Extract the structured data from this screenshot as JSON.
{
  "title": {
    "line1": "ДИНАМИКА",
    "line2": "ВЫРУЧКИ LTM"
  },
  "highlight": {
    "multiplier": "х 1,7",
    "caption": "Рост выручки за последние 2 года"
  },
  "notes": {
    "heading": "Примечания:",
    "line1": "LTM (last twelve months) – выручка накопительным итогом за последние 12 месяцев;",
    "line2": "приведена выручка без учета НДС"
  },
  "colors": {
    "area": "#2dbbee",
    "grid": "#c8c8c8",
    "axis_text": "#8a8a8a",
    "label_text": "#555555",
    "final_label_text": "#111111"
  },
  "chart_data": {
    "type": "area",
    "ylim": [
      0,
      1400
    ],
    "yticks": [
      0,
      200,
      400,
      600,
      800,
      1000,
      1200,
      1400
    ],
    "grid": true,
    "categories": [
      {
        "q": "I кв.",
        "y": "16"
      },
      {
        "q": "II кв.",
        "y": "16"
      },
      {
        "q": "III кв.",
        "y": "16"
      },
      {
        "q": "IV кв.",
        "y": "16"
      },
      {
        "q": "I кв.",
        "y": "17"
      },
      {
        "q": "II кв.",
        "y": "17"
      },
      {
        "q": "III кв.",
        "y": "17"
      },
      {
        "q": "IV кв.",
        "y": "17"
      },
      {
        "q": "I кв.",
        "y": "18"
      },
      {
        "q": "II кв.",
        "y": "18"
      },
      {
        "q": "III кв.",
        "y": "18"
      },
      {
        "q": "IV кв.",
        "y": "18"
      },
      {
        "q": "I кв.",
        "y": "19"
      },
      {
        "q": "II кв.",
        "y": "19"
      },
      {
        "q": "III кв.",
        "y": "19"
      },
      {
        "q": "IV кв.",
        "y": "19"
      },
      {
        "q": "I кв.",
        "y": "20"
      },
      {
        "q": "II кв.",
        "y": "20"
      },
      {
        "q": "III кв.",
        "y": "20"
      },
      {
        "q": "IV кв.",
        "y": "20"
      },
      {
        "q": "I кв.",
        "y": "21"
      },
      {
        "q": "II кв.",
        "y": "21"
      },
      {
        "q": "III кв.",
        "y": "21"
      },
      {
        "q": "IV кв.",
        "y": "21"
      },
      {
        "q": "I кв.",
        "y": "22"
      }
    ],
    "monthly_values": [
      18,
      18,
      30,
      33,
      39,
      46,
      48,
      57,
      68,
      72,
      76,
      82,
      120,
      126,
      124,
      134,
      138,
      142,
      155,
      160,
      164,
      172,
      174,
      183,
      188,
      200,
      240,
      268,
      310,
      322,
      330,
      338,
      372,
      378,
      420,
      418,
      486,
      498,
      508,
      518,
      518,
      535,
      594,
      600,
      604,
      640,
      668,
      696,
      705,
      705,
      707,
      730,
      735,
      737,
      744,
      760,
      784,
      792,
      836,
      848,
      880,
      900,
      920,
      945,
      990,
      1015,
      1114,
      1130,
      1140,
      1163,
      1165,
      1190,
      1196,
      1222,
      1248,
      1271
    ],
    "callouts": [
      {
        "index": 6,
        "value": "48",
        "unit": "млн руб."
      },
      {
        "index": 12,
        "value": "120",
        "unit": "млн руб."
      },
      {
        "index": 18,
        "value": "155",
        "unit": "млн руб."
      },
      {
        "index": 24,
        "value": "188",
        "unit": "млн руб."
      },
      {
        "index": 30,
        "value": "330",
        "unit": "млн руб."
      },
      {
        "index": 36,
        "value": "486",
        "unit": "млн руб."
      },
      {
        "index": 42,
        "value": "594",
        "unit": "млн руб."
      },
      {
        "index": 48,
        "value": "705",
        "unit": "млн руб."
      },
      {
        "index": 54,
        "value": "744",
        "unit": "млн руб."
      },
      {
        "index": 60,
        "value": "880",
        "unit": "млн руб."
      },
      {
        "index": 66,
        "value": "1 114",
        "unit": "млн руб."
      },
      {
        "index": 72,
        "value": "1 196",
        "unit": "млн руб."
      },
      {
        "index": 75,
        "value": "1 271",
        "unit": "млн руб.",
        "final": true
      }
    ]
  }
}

* WHAT YOU SHOULD DO
Take the entries and copy them out exactly.

* RESPONSE
Extract the structured data from this screenshot as JSON.
{
  "title": {
    "line1": "ДИНАМИКА",
    "line2": "ВЫРУЧКИ LTM"
  },
  "highlight": {
    "multiplier": "х 1,7",
    "caption": "Рост выручки за последние 2 года"
  },
  "notes": {
    "heading": "Примечания:",
    "line1": "LTM (last twelve months) – выручка накопительным итогом за последние 12 месяцев;",
    "line2": "приведена выручка без учета НДС"
  },
  "colors": {
    "area": "#2dbbee",
    "grid": "#c8c8c8",
    "axis_text": "#8a8a8a",
    "label_text": "#555555",
    "final_label_text": "#111111"
  },
  "chart_data": {
    "type": "area",
    "ylim": [
      0,
      1400
    ],
    "yticks": [
      0,
      200,
      400,
      600,
      800,
      1000,
      1200,
      1400
    ],
    "grid": true,
    "categories": [
      {
        "q": "I кв.",
        "y": "16"
      },
      {
        "q": "II кв.",
        "y": "16"
      },
      {
        "q": "III кв.",
        "y": "16"
      },
      {
        "q": "IV кв.",
        "y": "16"
      },
      {
        "q": "I кв.",
        "y": "17"
      },
      {
        "q": "II кв.",
        "y": "17"
      },
      {
        "q": "III кв.",
        "y": "17"
      },
      {
        "q": "IV кв.",
        "y": "17"
      },
      {
        "q": "I кв.",
        "y": "18"
      },
      {
        "q": "II кв.",
        "y": "18"
      },
      {
        "q": "III кв.",
        "y": "18"
      },
      {
        "q": "IV кв.",
        "y": "18"
      },
      {
        "q": "I кв.",
        "y": "19"
      },
      {
        "q": "II кв.",
        "y": "19"
      },
      {
        "q": "III кв.",
        "y": "19"
      },
      {
        "q": "IV кв.",
        "y": "19"
      },
      {
        "q": "I кв.",
        "y": "20"
      },
      {
        "q": "II кв.",
        "y": "20"
      },
      {
        "q": "III кв.",
        "y": "20"
      },
      {
        "q": "IV кв.",
        "y": "20"
      },
      {
        "q": "I кв.",
        "y": "21"
      },
      {
        "q": "II кв.",
        "y": "21"
      },
      {
        "q": "III кв.",
        "y": "21"
      },
      {
        "q": "IV кв.",
        "y": "21"
      },
      {
        "q": "I кв.",
        "y": "22"
      }
    ],
    "monthly_values": [
      18,
      18,
      30,
      33,
      39,
      46,
      48,
      57,
      68,
      72,
      76,
      82,
      120,
      126,
      124,
      134,
      138,
      142,
      155,
      160,
      164,
      172,
      174,
      183,
      188,
      200,
      240,
      268,
      310,
      322,
      330,
      338,
      372,
      378,
      420,
      418,
      486,
      498,
      508,
      518,
      518,
      535,
      594,
      600,
      604,
      640,
      668,
      696,
      705,
      705,
      707,
      730,
      735,
      737,
      744,
      760,
      784,
      792,
      836,
      848,
      880,
      900,
      920,
      945,
      990,
      1015,
      1114,
      1130,
      1140,
      1163,
      1165,
      1190,
      1196,
      1222,
      1248,
      1271
    ],
    "callouts": [
      {
        "index": 6,
        "value": "48",
        "unit": "млн руб."
      },
      {
        "index": 12,
        "value": "120",
        "unit": "млн руб."
      },
      {
        "index": 18,
        "value": "155",
        "unit": "млн руб."
      },
      {
        "index": 24,
        "value": "188",
        "unit": "млн руб."
      },
      {
        "index": 30,
        "value": "330",
        "unit": "млн руб."
      },
      {
        "index": 36,
        "value": "486",
        "unit": "млн руб."
      },
      {
        "index": 42,
        "value": "594",
        "unit": "млн руб."
      },
      {
        "index": 48,
        "value": "705",
        "unit": "млн руб."
      },
      {
        "index": 54,
        "value": "744",
        "unit": "млн руб."
      },
      {
        "index": 60,
        "value": "880",
        "unit": "млн руб."
      },
      {
        "index": 66,
        "value": "1 114",
        "unit": "млн руб."
      },
      {
        "index": 72,
        "value": "1 196",
        "unit": "млн руб."
      },
      {
        "index": 75,
        "value": "1 271",
        "unit": "млн руб.",
        "final": true
      }
    ]
  }
}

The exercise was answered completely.